▶ _Records_:
* Begin *
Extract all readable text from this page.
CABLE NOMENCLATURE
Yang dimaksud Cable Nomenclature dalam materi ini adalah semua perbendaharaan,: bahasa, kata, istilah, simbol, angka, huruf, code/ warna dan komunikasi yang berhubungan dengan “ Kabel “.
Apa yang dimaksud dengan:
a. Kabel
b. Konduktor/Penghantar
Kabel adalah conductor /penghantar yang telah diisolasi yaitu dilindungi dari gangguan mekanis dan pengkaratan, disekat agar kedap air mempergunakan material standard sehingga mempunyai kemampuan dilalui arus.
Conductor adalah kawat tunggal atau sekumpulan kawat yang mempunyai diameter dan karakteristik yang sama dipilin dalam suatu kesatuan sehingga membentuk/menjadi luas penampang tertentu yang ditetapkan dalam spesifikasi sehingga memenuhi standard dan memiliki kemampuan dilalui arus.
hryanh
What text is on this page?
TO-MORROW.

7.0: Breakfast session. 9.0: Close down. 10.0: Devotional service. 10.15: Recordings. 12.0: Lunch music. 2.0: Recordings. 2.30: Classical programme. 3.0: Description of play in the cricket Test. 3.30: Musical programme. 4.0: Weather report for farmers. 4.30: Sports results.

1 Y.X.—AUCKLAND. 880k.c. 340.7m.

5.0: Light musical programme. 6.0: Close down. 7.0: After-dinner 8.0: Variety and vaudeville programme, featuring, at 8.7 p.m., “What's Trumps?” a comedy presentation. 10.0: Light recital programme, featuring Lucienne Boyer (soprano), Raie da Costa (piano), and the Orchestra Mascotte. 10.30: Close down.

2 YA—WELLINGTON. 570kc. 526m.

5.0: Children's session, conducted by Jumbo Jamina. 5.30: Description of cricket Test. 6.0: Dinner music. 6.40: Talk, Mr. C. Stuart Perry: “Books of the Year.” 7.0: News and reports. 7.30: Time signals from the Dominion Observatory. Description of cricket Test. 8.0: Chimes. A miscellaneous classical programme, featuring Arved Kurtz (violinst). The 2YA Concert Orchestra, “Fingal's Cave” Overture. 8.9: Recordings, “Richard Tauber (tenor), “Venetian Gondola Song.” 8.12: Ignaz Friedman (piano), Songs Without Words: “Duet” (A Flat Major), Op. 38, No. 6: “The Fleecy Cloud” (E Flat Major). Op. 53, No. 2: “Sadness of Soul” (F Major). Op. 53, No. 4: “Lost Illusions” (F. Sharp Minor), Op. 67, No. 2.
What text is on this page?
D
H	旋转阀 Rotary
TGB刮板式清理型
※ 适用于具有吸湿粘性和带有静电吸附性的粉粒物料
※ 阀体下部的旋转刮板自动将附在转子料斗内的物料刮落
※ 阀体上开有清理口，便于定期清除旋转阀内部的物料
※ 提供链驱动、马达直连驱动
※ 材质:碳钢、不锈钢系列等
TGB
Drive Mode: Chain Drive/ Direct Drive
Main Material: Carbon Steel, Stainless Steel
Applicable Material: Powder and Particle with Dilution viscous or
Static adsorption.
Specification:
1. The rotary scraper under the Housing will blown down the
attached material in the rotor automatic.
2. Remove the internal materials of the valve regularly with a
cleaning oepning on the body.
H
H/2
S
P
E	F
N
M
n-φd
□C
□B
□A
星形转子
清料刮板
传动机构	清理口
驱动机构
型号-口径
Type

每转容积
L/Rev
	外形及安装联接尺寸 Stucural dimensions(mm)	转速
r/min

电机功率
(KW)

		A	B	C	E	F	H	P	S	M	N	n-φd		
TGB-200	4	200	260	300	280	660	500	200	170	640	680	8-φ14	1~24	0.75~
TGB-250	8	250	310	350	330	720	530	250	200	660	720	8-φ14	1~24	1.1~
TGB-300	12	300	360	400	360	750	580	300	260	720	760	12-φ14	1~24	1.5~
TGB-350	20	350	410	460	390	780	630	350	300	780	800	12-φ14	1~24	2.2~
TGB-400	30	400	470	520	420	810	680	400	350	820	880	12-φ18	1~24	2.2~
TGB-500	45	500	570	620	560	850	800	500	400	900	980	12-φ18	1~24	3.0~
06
* End *
▶ _Short exercise_: Each entry above is to be set down again in exactly the same words.

▶ _Response_:
Extract all readable text from this page.
CABLE NOMENCLATURE
Yang dimaksud Cable Nomenclature dalam materi ini adalah semua perbendaharaan,: bahasa, kata, istilah, simbol, angka, huruf, code/ warna dan komunikasi yang berhubungan dengan “ Kabel “.
Apa yang dimaksud dengan:
a. Kabel
b. Konduktor/Penghantar
Kabel adalah conductor /penghantar yang telah diisolasi yaitu dilindungi dari gangguan mekanis dan pengkaratan, disekat agar kedap air mempergunakan material standard sehingga mempunyai kemampuan dilalui arus.
Conductor adalah kawat tunggal atau sekumpulan kawat yang mempunyai diameter dan karakteristik yang sama dipilin dalam suatu kesatuan sehingga membentuk/menjadi luas penampang tertentu yang ditetapkan dalam spesifikasi sehingga memenuhi standard dan memiliki kemampuan dilalui arus.
hryanh
What text is on this page?
TO-MORROW.

7.0: Breakfast session. 9.0: Close down. 10.0: Devotional service. 10.15: Recordings. 12.0: Lunch music. 2.0: Recordings. 2.30: Classical programme. 3.0: Description of play in the cricket Test. 3.30: Musical programme. 4.0: Weather report for farmers. 4.30: Sports results.

1 Y.X.—AUCKLAND. 880k.c. 340.7m.

5.0: Light musical programme. 6.0: Close down. 7.0: After-dinner 8.0: Variety and vaudeville programme, featuring, at 8.7 p.m., “What's Trumps?” a comedy presentation. 10.0: Light recital programme, featuring Lucienne Boyer (soprano), Raie da Costa (piano), and the Orchestra Mascotte. 10.30: Close down.

2 YA—WELLINGTON. 570kc. 526m.

5.0: Children's session, conducted by Jumbo Jamina. 5.30: Description of cricket Test. 6.0: Dinner music. 6.40: Talk, Mr. C. Stuart Perry: “Books of the Year.” 7.0: News and reports. 7.30: Time signals from the Dominion Observatory. Description of cricket Test. 8.0: Chimes. A miscellaneous classical programme, featuring Arved Kurtz (violinst). The 2YA Concert Orchestra, “Fingal's Cave” Overture. 8.9: Recordings, “Richard Tauber (tenor), “Venetian Gondola Song.” 8.12: Ignaz Friedman (piano), Songs Without Words: “Duet” (A Flat Major), Op. 38, No. 6: “The Fleecy Cloud” (E Flat Major). Op. 53, No. 2: “Sadness of Soul” (F Major). Op. 53, No. 4: “Lost Illusions” (F. Sharp Minor), Op. 67, No. 2.
What text is on this page?
D
H	旋转阀 Rotary
TGB刮板式清理型
※ 适用于具有吸湿粘性和带有静电吸附性的粉粒物料
※ 阀体下部的旋转刮板自动将附在转子料斗内的物料刮落
※ 阀体上开有清理口，便于定期清除旋转阀内部的物料
※ 提供链驱动、马达直连驱动
※ 材质:碳钢、不锈钢系列等
TGB
Drive Mode: Chain Drive/ Direct Drive
Main Material: Carbon Steel, Stainless Steel
Applicable Material: Powder and Particle with Dilution viscous or
Static adsorption.
Specification:
1. The rotary scraper under the Housing will blown down the
attached material in the rotor automatic.
2. Remove the internal materials of the valve regularly with a
cleaning oepning on the body.
H
H/2
S
P
E	F
N
M
n-φd
□C
□B
□A
星形转子
清料刮板
传动机构	清理口
驱动机构
型号-口径
Type

每转容积
L/Rev
	外形及安装联接尺寸 Stucural dimensions(mm)	转速
r/min

电机功率
(KW)

		A	B	C	E	F	H	P	S	M	N	n-φd		
TGB-200	4	200	260	300	280	660	500	200	170	640	680	8-φ14	1~24	0.75~
TGB-250	8	250	310	350	330	720	530	250	200	660	720	8-φ14	1~24	1.1~
TGB-300	12	300	360	400	360	750	580	300	260	720	760	12-φ14	1~24	1.5~
TGB-350	20	350	410	460	390	780	630	350	300	780	800	12-φ14	1~24	2.2~
TGB-400	30	400	470	520	420	810	680	400	350	820	880	12-φ18	1~24	2.2~
TGB-500	45	500	570	620	560	850	800	500	400	900	980	12-φ18	1~24	3.0~
06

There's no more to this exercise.